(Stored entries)
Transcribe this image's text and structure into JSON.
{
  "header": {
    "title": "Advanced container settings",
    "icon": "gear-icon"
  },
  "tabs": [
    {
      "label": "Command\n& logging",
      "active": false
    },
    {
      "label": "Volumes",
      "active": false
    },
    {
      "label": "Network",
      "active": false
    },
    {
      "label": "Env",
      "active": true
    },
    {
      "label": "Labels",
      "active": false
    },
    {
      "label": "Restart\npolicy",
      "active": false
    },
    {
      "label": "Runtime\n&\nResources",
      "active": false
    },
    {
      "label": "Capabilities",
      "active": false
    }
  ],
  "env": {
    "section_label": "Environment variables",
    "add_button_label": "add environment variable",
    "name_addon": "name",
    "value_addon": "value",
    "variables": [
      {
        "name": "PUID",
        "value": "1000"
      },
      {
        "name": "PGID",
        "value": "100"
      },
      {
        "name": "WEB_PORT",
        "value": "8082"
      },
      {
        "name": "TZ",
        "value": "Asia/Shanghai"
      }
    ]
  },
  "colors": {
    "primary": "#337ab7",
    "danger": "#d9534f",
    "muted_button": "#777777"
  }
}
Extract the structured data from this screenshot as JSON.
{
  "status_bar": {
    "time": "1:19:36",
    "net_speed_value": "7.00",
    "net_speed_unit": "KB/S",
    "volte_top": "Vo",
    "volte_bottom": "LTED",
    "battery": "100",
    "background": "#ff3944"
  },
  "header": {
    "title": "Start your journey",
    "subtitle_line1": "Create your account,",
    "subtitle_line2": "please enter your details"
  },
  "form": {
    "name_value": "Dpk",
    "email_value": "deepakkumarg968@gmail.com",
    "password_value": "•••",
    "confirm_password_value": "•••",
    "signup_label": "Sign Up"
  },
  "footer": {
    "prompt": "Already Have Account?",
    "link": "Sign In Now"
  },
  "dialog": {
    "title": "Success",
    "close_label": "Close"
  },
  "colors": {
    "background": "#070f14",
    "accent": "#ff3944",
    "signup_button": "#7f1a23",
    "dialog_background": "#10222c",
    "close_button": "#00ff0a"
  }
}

• _Short problem_: Transcribe the material above word for word.

• _Finished answer_:
Transcribe this image's text and structure into JSON.
{
  "header": {
    "title": "Advanced container settings",
    "icon": "gear-icon"
  },
  "tabs": [
    {
      "label": "Command\n& logging",
      "active": false
    },
    {
      "label": "Volumes",
      "active": false
    },
    {
      "label": "Network",
      "active": false
    },
    {
      "label": "Env",
      "active": true
    },
    {
      "label": "Labels",
      "active": false
    },
    {
      "label": "Restart\npolicy",
      "active": false
    },
    {
      "label": "Runtime\n&\nResources",
      "active": false
    },
    {
      "label": "Capabilities",
      "active": false
    }
  ],
  "env": {
    "section_label": "Environment variables",
    "add_button_label": "add environment variable",
    "name_addon": "name",
    "value_addon": "value",
    "variables": [
      {
        "name": "PUID",
        "value": "1000"
      },
      {
        "name": "PGID",
        "value": "100"
      },
      {
        "name": "WEB_PORT",
        "value": "8082"
      },
      {
        "name": "TZ",
        "value": "Asia/Shanghai"
      }
    ]
  },
  "colors": {
    "primary": "#337ab7",
    "danger": "#d9534f",
    "muted_button": "#777777"
  }
}
Extract the structured data from this screenshot as JSON.
{
  "status_bar": {
    "time": "1:19:36",
    "net_speed_value": "7.00",
    "net_speed_unit": "KB/S",
    "volte_top": "Vo",
    "volte_bottom": "LTED",
    "battery": "100",
    "background": "#ff3944"
  },
  "header": {
    "title": "Start your journey",
    "subtitle_line1": "Create your account,",
    "subtitle_line2": "please enter your details"
  },
  "form": {
    "name_value": "Dpk",
    "email_value": "deepakkumarg968@gmail.com",
    "password_value": "•••",
    "confirm_password_value": "•••",
    "signup_label": "Sign Up"
  },
  "footer": {
    "prompt": "Already Have Account?",
    "link": "Sign In Now"
  },
  "dialog": {
    "title": "Success",
    "close_label": "Close"
  },
  "colors": {
    "background": "#070f14",
    "accent": "#ff3944",
    "signup_button": "#7f1a23",
    "dialog_background": "#10222c",
    "close_button": "#00ff0a"
  }
}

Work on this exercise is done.